(Data items)
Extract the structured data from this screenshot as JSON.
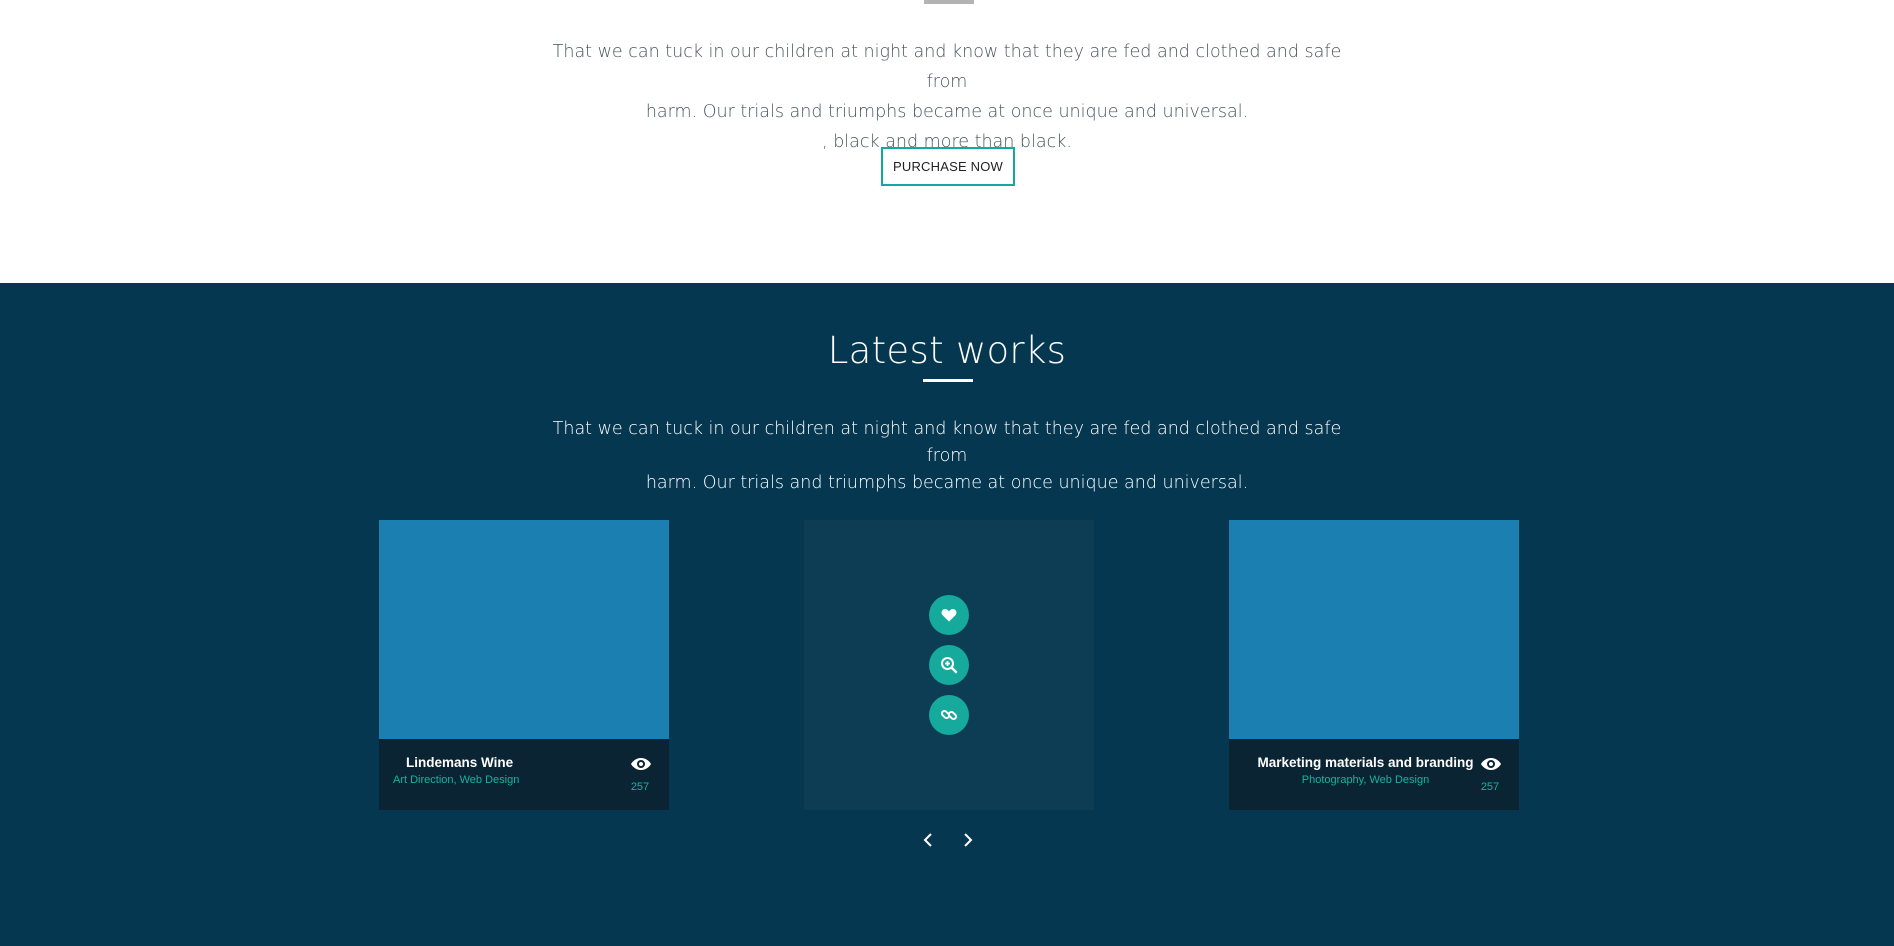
{
  "intro": {
    "lines": [
      "That we can tuck in our children at night and know that they are fed and clothed and safe from",
      "harm. Our trials and triumphs became at once unique and universal.",
      ", black and more than black."
    ],
    "purchase_label": "PURCHASE NOW"
  },
  "works": {
    "title": "Latest works",
    "lines": [
      "That we can tuck in our children at night and know that they are fed and clothed and safe from",
      "harm. Our trials and triumphs became at once unique and universal."
    ],
    "cards": [
      {
        "title": "Lindemans Wine",
        "categories": "Art Direction, Web Design",
        "views": "257"
      },
      {
        "title": "",
        "categories": "",
        "views": ""
      },
      {
        "title": "Marketing materials and branding",
        "categories": "Photography, Web Design",
        "views": "257"
      }
    ],
    "hover_actions": [
      "heart-icon",
      "zoom-in-icon",
      "link-icon"
    ]
  },
  "colors": {
    "accent": "#15aa9c",
    "section_bg": "#053750",
    "card_image": "#1b80b1",
    "caption_bg": "#0b2433"
  }
}
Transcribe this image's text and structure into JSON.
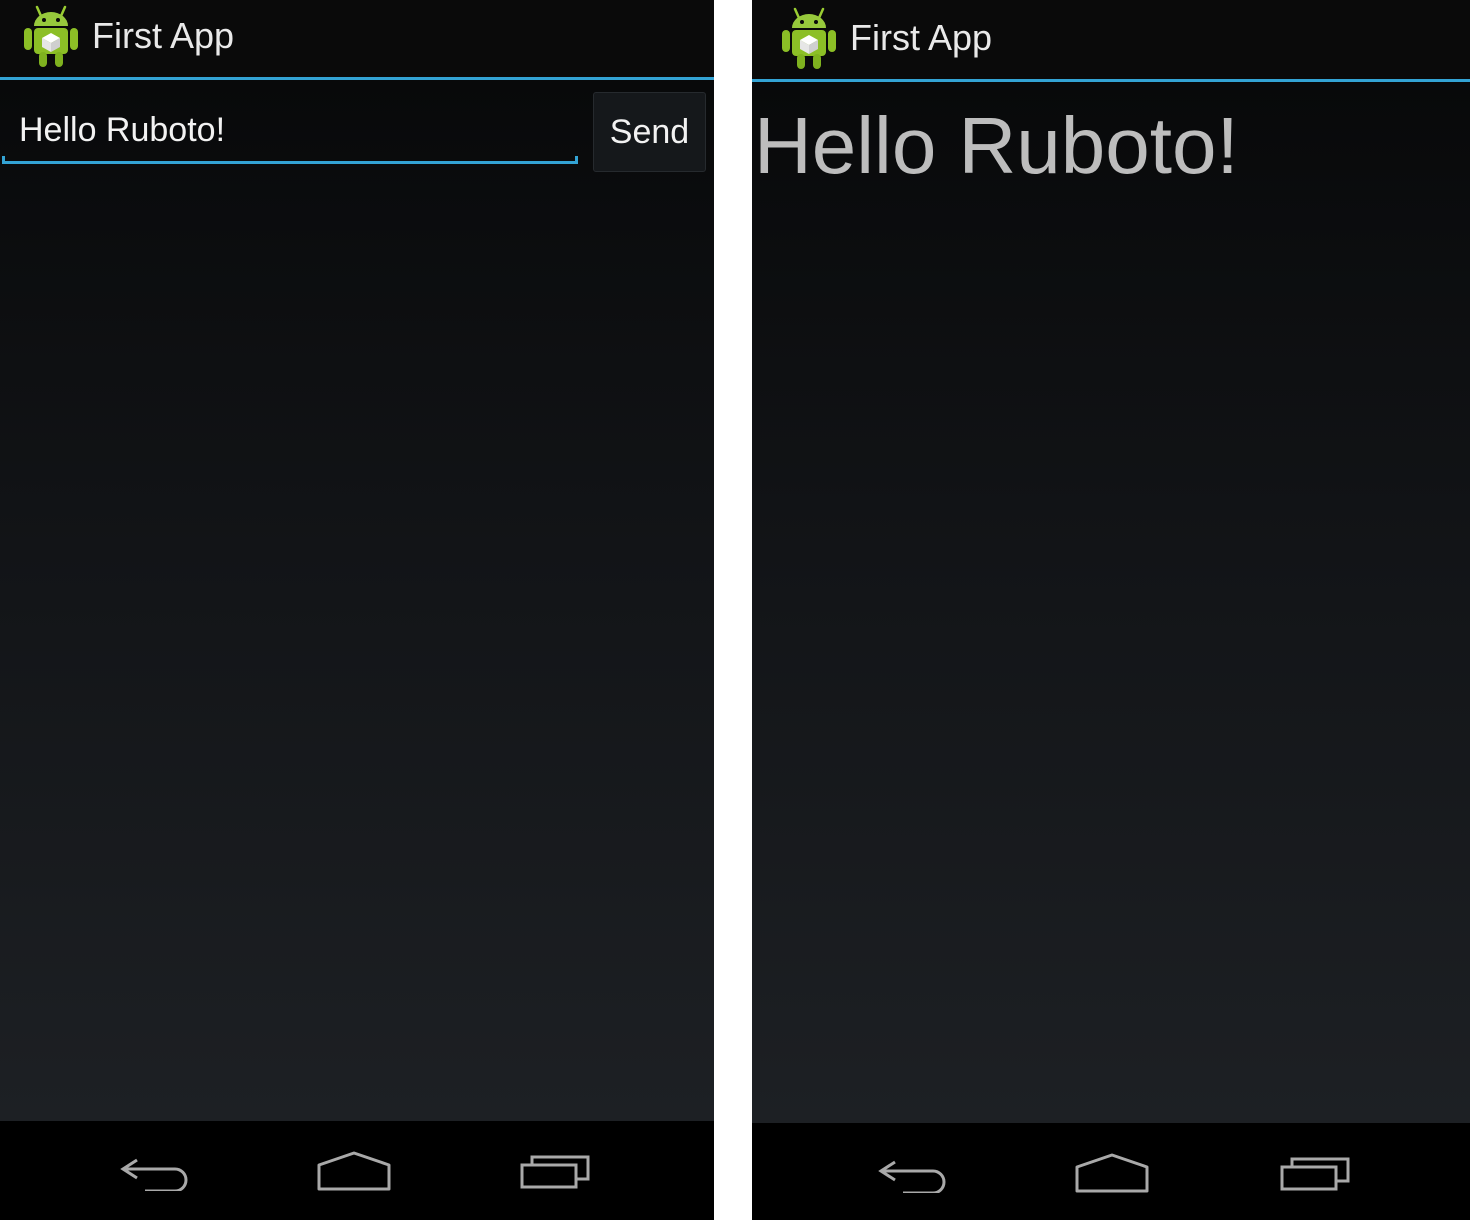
{
  "left_screen": {
    "app_title": "First App",
    "message_input": {
      "value": "Hello Ruboto!",
      "placeholder": ""
    },
    "send_button_label": "Send",
    "nav": [
      "back-icon",
      "home-icon",
      "recent-apps-icon"
    ]
  },
  "right_screen": {
    "app_title": "First App",
    "message_display": "Hello Ruboto!",
    "nav": [
      "back-icon",
      "home-icon",
      "recent-apps-icon"
    ]
  },
  "colors": {
    "accent": "#33a3d4",
    "android_green": "#8cbf26",
    "title_text": "#e9e9e9",
    "display_text": "#bdbdbd"
  }
}
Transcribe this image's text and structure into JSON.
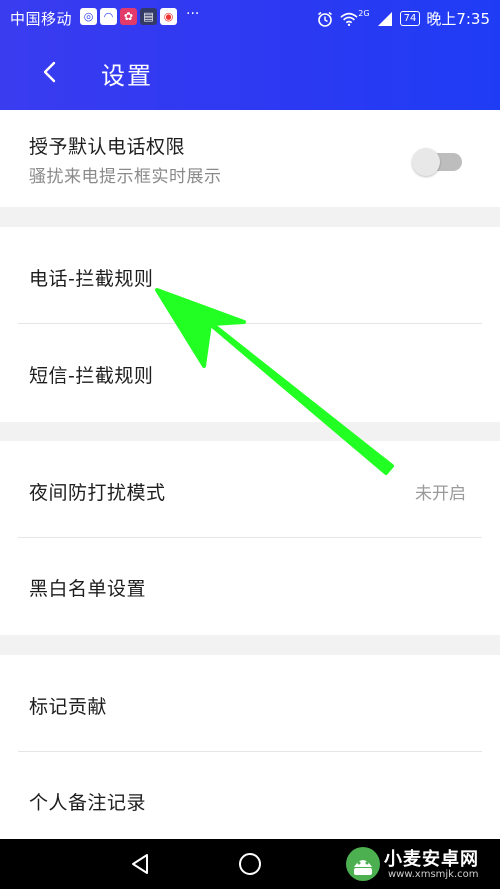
{
  "status_bar": {
    "carrier": "中国移动",
    "app_icons": [
      "browser-icon",
      "chat-icon",
      "game-icon",
      "media-icon",
      "weibo-icon"
    ],
    "more": "···",
    "network": "2G",
    "battery": "74",
    "time": "晚上7:35"
  },
  "header": {
    "title": "设置",
    "back_icon": "chevron-left-icon"
  },
  "settings": {
    "grant_default_phone": {
      "label": "授予默认电话权限",
      "sub": "骚扰来电提示框实时展示",
      "toggle_on": false
    },
    "phone_block_rules": {
      "label": "电话-拦截规则"
    },
    "sms_block_rules": {
      "label": "短信-拦截规则"
    },
    "night_dnd": {
      "label": "夜间防打扰模式",
      "value": "未开启"
    },
    "black_white_list": {
      "label": "黑白名单设置"
    },
    "mark_contribution": {
      "label": "标记贡献"
    },
    "personal_notes": {
      "label": "个人备注记录"
    }
  },
  "nav_bar": {
    "back": "triangle-back-icon",
    "home": "circle-home-icon",
    "recent": "square-recent-icon"
  },
  "watermark": {
    "title": "小麦安卓网",
    "url": "www.xmsmjk.com"
  },
  "colors": {
    "header": "#2d39f2",
    "annotation_arrow": "#22ff22",
    "background": "#f2f2f2"
  }
}
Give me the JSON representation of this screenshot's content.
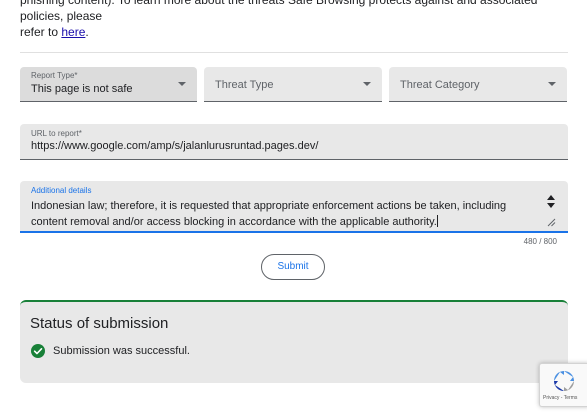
{
  "intro": {
    "line1": "phishing content). To learn more about the threats Safe Browsing protects against and associated policies, please",
    "line2_prefix": "refer to ",
    "link": "here",
    "line2_suffix": "."
  },
  "form": {
    "report_type": {
      "label": "Report Type*",
      "value": "This page is not safe"
    },
    "threat_type": {
      "placeholder": "Threat Type"
    },
    "threat_category": {
      "placeholder": "Threat Category"
    },
    "url": {
      "label": "URL to report*",
      "value": "https://www.google.com/amp/s/jalanlurusruntad.pages.dev/"
    },
    "details": {
      "label": "Additional details",
      "line1": "Indonesian law; therefore, it is requested that appropriate enforcement actions be taken, including",
      "line2": "content removal and/or access blocking in accordance with the applicable authority.",
      "counter": "480 / 800"
    },
    "submit_label": "Submit"
  },
  "status": {
    "title": "Status of submission",
    "message": "Submission was successful."
  },
  "recaptcha": {
    "terms": "Privacy - Terms"
  },
  "colors": {
    "accent": "#1a73e8",
    "success": "#188038",
    "field_bg": "#e8e8e8"
  },
  "icons": {
    "dropdown": "caret-down-icon",
    "success": "check-circle-icon",
    "badge": "recaptcha-icon"
  }
}
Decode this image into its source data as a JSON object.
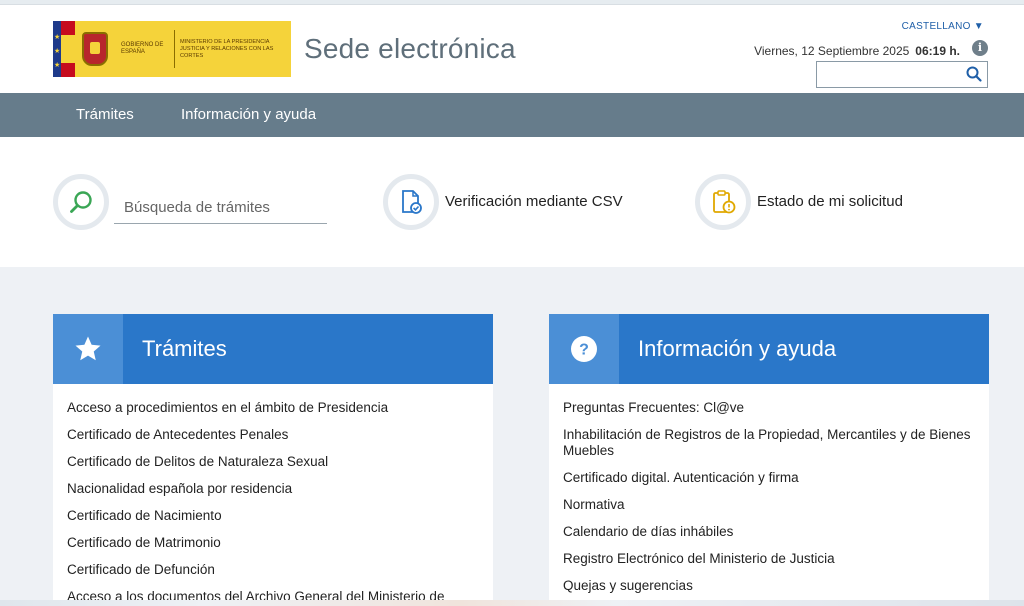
{
  "header": {
    "logo_text_1": "Gobierno de España",
    "logo_text_2": "Ministerio de la Presidencia Justicia y Relaciones con las Cortes",
    "title": "Sede electrónica",
    "language": "CASTELLANO ▼",
    "date": "Viernes, 12 Septiembre 2025",
    "time": "06:19 h.",
    "search_value": ""
  },
  "nav": {
    "items": [
      "Trámites",
      "Información y ayuda"
    ]
  },
  "quick": {
    "search_placeholder": "Búsqueda de trámites",
    "csv_label": "Verificación mediante CSV",
    "status_label": "Estado de mi solicitud"
  },
  "tramites": {
    "title": "Trámites",
    "items": [
      "Acceso a procedimientos en el ámbito de Presidencia",
      "Certificado de Antecedentes Penales",
      "Certificado de Delitos de Naturaleza Sexual",
      "Nacionalidad española por residencia",
      "Certificado de Nacimiento",
      "Certificado de Matrimonio",
      "Certificado de Defunción",
      "Acceso a los documentos del Archivo General del Ministerio de"
    ]
  },
  "info": {
    "title": "Información y ayuda",
    "items": [
      "Preguntas Frecuentes: Cl@ve",
      "Inhabilitación de Registros de la Propiedad, Mercantiles y de Bienes Muebles",
      "Certificado digital. Autenticación y firma",
      "Normativa",
      "Calendario de días inhábiles",
      "Registro Electrónico del Ministerio de Justicia",
      "Quejas y sugerencias"
    ]
  },
  "colors": {
    "nav_bg": "#667c8b",
    "panel_header": "#2a77c9",
    "panel_icon_bg": "#4b8fd6",
    "link_blue": "#1f5fa8",
    "search_icon_green": "#3aa655"
  },
  "icons": {
    "search": "search-icon",
    "csv": "document-check-icon",
    "status": "clipboard-clock-icon",
    "star": "star-icon",
    "help": "question-icon",
    "info": "info-icon"
  }
}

* **AIM**:
Each entry above should be reproduced exactly, with the pictures removed.

* **SOLUTION FOR THIS TASK**:
Extract the structured data from this screenshot as JSON.
{
  "intro": {
    "lines": [
      "That we can tuck in our children at night and know that they are fed and clothed and safe from",
      "harm. Our trials and triumphs became at once unique and universal.",
      ", black and more than black."
    ],
    "purchase_label": "PURCHASE NOW"
  },
  "works": {
    "title": "Latest works",
    "lines": [
      "That we can tuck in our children at night and know that they are fed and clothed and safe from",
      "harm. Our trials and triumphs became at once unique and universal."
    ],
    "cards": [
      {
        "title": "Lindemans Wine",
        "categories": "Art Direction, Web Design",
        "views": "257"
      },
      {
        "title": "",
        "categories": "",
        "views": ""
      },
      {
        "title": "Marketing materials and branding",
        "categories": "Photography, Web Design",
        "views": "257"
      }
    ],
    "hover_actions": [
      "heart-icon",
      "zoom-in-icon",
      "link-icon"
    ]
  },
  "colors": {
    "accent": "#15aa9c",
    "section_bg": "#053750",
    "card_image": "#1b80b1",
    "caption_bg": "#0b2433"
  }
}
Transcribe this image's text and structure into JSON.
{
  "left_screen": {
    "app_title": "First App",
    "message_input": {
      "value": "Hello Ruboto!",
      "placeholder": ""
    },
    "send_button_label": "Send",
    "nav": [
      "back-icon",
      "home-icon",
      "recent-apps-icon"
    ]
  },
  "right_screen": {
    "app_title": "First App",
    "message_display": "Hello Ruboto!",
    "nav": [
      "back-icon",
      "home-icon",
      "recent-apps-icon"
    ]
  },
  "colors": {
    "accent": "#33a3d4",
    "android_green": "#8cbf26",
    "title_text": "#e9e9e9",
    "display_text": "#bdbdbd"
  }
}
Transcribe this image's text and structure into JSON.
{
  "status_bar": {
    "carrier": "中国移动",
    "app_icons": [
      "browser-icon",
      "chat-icon",
      "game-icon",
      "media-icon",
      "weibo-icon"
    ],
    "more": "···",
    "network": "2G",
    "battery": "74",
    "time": "晚上7:35"
  },
  "header": {
    "title": "设置",
    "back_icon": "chevron-left-icon"
  },
  "settings": {
    "grant_default_phone": {
      "label": "授予默认电话权限",
      "sub": "骚扰来电提示框实时展示",
      "toggle_on": false
    },
    "phone_block_rules": {
      "label": "电话-拦截规则"
    },
    "sms_block_rules": {
      "label": "短信-拦截规则"
    },
    "night_dnd": {
      "label": "夜间防打扰模式",
      "value": "未开启"
    },
    "black_white_list": {
      "label": "黑白名单设置"
    },
    "mark_contribution": {
      "label": "标记贡献"
    },
    "personal_notes": {
      "label": "个人备注记录"
    }
  },
  "nav_bar": {
    "back": "triangle-back-icon",
    "home": "circle-home-icon",
    "recent": "square-recent-icon"
  },
  "watermark": {
    "title": "小麦安卓网",
    "url": "www.xmsmjk.com"
  },
  "colors": {
    "header": "#2d39f2",
    "annotation_arrow": "#22ff22",
    "background": "#f2f2f2"
  }
}
Give me the JSON representation of this screenshot's content.
{
  "intro": {
    "line1": "phishing content). To learn more about the threats Safe Browsing protects against and associated policies, please",
    "line2_prefix": "refer to ",
    "link": "here",
    "line2_suffix": "."
  },
  "form": {
    "report_type": {
      "label": "Report Type*",
      "value": "This page is not safe"
    },
    "threat_type": {
      "placeholder": "Threat Type"
    },
    "threat_category": {
      "placeholder": "Threat Category"
    },
    "url": {
      "label": "URL to report*",
      "value": "https://www.google.com/amp/s/jalanlurusruntad.pages.dev/"
    },
    "details": {
      "label": "Additional details",
      "line1": "Indonesian law; therefore, it is requested that appropriate enforcement actions be taken, including",
      "line2": "content removal and/or access blocking in accordance with the applicable authority.",
      "counter": "480 / 800"
    },
    "submit_label": "Submit"
  },
  "status": {
    "title": "Status of submission",
    "message": "Submission was successful."
  },
  "recaptcha": {
    "terms": "Privacy - Terms"
  },
  "colors": {
    "accent": "#1a73e8",
    "success": "#188038",
    "field_bg": "#e8e8e8"
  },
  "icons": {
    "dropdown": "caret-down-icon",
    "success": "check-circle-icon",
    "badge": "recaptcha-icon"
  }
}
Decode this image into its source data as a JSON object.
{
  "header": {
    "logo_text_1": "Gobierno de España",
    "logo_text_2": "Ministerio de la Presidencia Justicia y Relaciones con las Cortes",
    "title": "Sede electrónica",
    "language": "CASTELLANO ▼",
    "date": "Viernes, 12 Septiembre 2025",
    "time": "06:19 h.",
    "search_value": ""
  },
  "nav": {
    "items": [
      "Trámites",
      "Información y ayuda"
    ]
  },
  "quick": {
    "search_placeholder": "Búsqueda de trámites",
    "csv_label": "Verificación mediante CSV",
    "status_label": "Estado de mi solicitud"
  },
  "tramites": {
    "title": "Trámites",
    "items": [
      "Acceso a procedimientos en el ámbito de Presidencia",
      "Certificado de Antecedentes Penales",
      "Certificado de Delitos de Naturaleza Sexual",
      "Nacionalidad española por residencia",
      "Certificado de Nacimiento",
      "Certificado de Matrimonio",
      "Certificado de Defunción",
      "Acceso a los documentos del Archivo General del Ministerio de"
    ]
  },
  "info": {
    "title": "Información y ayuda",
    "items": [
      "Preguntas Frecuentes: Cl@ve",
      "Inhabilitación de Registros de la Propiedad, Mercantiles y de Bienes Muebles",
      "Certificado digital. Autenticación y firma",
      "Normativa",
      "Calendario de días inhábiles",
      "Registro Electrónico del Ministerio de Justicia",
      "Quejas y sugerencias"
    ]
  },
  "colors": {
    "nav_bg": "#667c8b",
    "panel_header": "#2a77c9",
    "panel_icon_bg": "#4b8fd6",
    "link_blue": "#1f5fa8",
    "search_icon_green": "#3aa655"
  },
  "icons": {
    "search": "search-icon",
    "csv": "document-check-icon",
    "status": "clipboard-clock-icon",
    "star": "star-icon",
    "help": "question-icon",
    "info": "info-icon"
  }
}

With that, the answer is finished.